## What to do
According to the biography of Crocker, which organization did his father, Robert Coulson, lead?

***** Text block

Crocker lives in Brooklyn, NY, with his partner and four delightful children.

A New York native, Crocker grew up on the Upper West Side in the 1970s and has fond memories of taking public transportation to elementary school, wandering alone through Central Park, and dragging his parents to avant-garde films and theater productions. When Crocker was eleven, his parents fled the pressures of NYC private school expense to suburban Connecticut where they felt safe from dog excrement and alternative culture and music.

Crocker’s father, Robert Coulson, was a leader in the field of international arbitration and dispute resolution, helming the American Arbitration Association over two decades in which the reach and acceptance of ADR surged. He was also a renowned ocean racer and dinghy racer, having won the national junior championship Sears Cup two years in a row along with countless regattas. Crocker’s mother, Cynthia Coulson was a television news writer and researcher who worked at CBS and later as an editor for local newspapers in Connecticut.

Following in his father’s footsteps, Crocker became a passionate sailor and ranked fourth in the national championships for double-handed dinghy racing as a high school senior. From his mother, Crocker inherited a predilection for writing, becoming first the Editor-in-Chief of the acclaimed Greenwich Beak and then the only slightly less illustrious Yale Daily News. The latter experience enabled Crocker to attain a deathly pallor and enjoy the ministrations of the Yale Health intensive care unit for acute pneumonia. But even from his hospital bed, he never missed an editorial deadline.

**********
***** Listed records

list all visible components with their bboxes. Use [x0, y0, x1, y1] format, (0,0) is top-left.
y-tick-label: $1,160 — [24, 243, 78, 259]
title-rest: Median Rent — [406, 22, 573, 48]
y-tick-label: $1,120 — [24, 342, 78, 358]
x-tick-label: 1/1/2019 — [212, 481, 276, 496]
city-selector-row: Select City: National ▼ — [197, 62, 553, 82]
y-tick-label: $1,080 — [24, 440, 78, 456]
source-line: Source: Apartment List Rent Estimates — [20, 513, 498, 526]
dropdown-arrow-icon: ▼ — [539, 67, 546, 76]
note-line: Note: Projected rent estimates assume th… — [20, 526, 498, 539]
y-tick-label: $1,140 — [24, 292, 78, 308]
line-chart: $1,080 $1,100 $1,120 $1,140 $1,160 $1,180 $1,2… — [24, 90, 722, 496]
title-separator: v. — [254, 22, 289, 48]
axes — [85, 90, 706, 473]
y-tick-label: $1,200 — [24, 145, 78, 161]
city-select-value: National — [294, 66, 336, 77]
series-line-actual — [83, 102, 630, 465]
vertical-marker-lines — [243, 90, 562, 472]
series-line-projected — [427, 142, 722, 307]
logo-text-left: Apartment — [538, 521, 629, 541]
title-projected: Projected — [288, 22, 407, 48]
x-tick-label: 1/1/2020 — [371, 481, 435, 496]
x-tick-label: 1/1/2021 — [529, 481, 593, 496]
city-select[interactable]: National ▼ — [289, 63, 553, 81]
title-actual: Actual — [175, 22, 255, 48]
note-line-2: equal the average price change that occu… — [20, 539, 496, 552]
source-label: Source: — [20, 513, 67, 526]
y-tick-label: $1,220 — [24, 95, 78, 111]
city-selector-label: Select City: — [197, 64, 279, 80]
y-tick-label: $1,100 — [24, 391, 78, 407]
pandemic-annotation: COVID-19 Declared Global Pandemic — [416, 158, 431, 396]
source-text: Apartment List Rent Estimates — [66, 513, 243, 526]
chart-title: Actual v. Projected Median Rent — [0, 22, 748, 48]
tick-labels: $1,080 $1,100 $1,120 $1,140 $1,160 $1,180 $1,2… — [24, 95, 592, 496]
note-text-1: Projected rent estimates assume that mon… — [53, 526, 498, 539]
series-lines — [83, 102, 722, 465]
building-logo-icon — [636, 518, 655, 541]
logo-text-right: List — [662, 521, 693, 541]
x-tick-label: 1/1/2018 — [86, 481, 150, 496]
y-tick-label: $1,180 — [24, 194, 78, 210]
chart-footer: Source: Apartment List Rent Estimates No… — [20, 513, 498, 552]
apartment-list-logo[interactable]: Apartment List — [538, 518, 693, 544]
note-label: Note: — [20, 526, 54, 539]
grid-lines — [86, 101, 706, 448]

**********

## Written response
The American Arbitration Association.